[BEGIN MATERIAL]
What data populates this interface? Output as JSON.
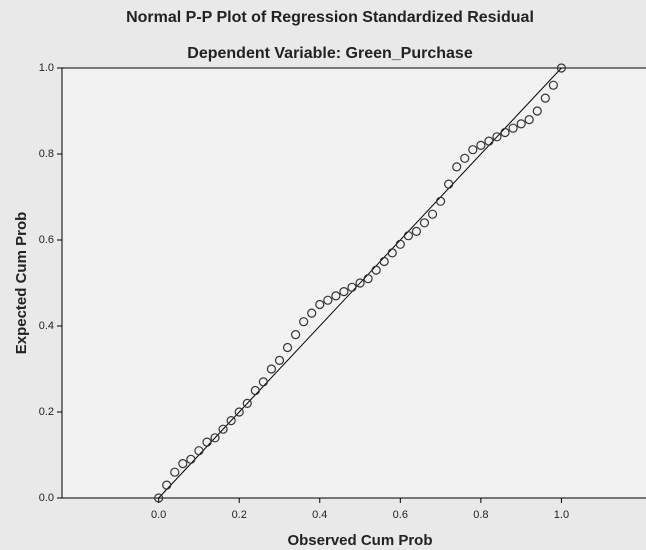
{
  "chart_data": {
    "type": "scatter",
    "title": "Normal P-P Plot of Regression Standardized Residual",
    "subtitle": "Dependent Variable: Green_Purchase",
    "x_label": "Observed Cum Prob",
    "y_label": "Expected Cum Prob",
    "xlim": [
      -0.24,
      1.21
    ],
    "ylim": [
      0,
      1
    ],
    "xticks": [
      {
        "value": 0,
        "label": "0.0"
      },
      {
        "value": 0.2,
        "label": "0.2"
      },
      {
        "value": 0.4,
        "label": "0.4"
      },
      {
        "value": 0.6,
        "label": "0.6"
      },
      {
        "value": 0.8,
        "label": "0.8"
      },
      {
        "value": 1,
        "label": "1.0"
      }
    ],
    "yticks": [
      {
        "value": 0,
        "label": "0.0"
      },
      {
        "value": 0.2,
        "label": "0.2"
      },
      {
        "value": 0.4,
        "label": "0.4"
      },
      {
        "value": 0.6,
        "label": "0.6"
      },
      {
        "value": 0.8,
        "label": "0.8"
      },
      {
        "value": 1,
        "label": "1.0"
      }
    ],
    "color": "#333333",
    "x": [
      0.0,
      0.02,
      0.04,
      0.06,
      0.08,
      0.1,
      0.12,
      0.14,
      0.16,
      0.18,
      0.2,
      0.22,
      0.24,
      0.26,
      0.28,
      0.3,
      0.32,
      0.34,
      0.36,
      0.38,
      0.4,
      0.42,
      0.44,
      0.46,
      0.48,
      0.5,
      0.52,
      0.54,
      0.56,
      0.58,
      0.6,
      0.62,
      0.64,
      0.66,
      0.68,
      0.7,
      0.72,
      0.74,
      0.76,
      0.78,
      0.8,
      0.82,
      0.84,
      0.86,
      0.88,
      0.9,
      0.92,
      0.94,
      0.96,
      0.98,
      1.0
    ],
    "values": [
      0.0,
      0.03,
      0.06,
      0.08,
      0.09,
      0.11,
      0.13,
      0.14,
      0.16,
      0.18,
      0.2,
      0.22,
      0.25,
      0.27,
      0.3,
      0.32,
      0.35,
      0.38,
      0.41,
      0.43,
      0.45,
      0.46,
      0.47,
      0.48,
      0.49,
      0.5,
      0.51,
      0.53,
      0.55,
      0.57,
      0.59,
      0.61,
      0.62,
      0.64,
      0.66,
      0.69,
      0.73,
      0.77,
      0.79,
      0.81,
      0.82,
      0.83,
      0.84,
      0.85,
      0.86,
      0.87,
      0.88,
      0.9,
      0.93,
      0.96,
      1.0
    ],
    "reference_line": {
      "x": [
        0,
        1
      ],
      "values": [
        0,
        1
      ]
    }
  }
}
[END MATERIAL]
[BEGIN MATERIAL]
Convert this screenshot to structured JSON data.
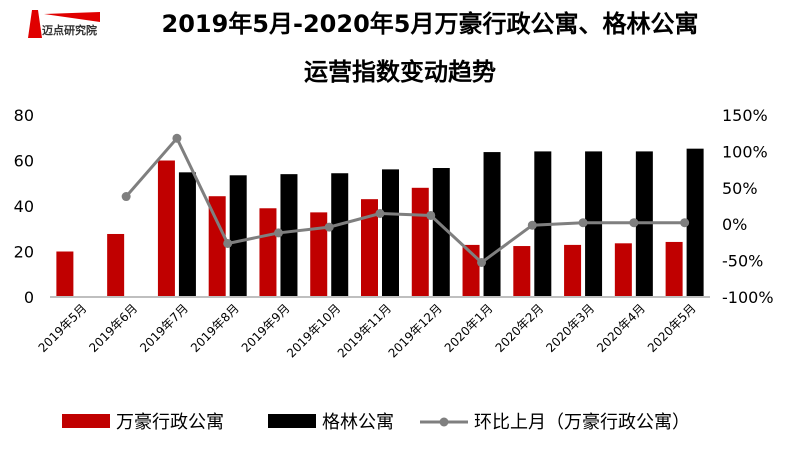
[END MATERIAL]
[BEGIN MATERIAL]
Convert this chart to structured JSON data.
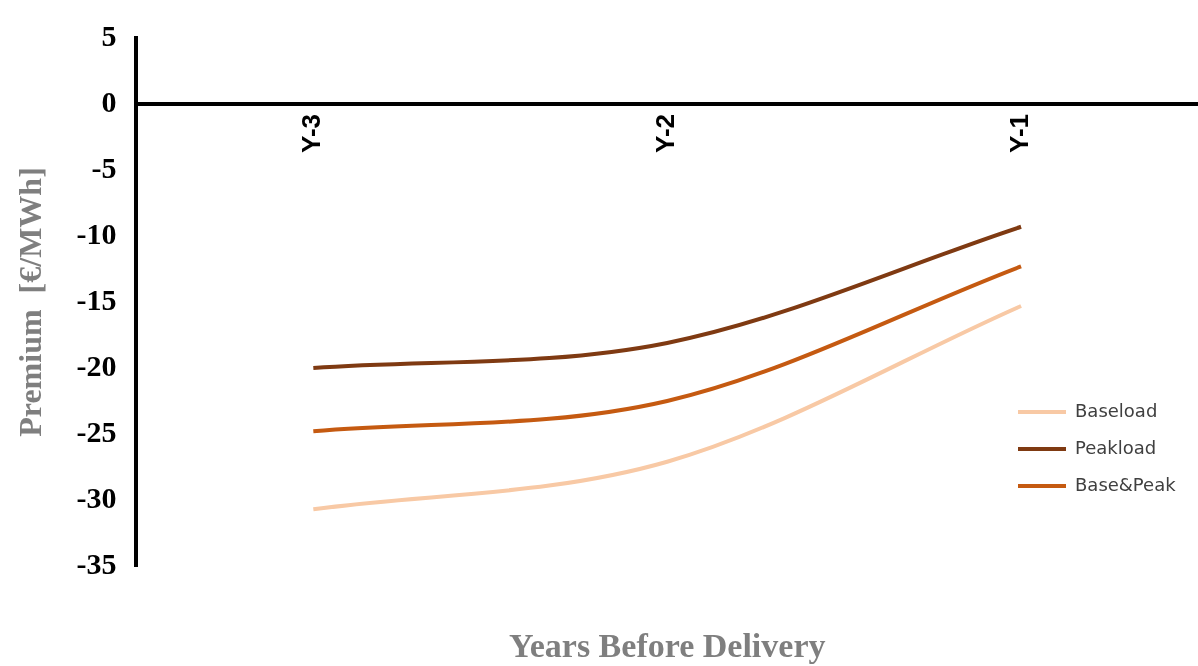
[END MATERIAL]
WHAT IS EXPECTED » Search the data for the string "structured". List each line that has it.

RESULT »
Convert this screenshot to structured JSON data.
Convert this chart to structured JSON data.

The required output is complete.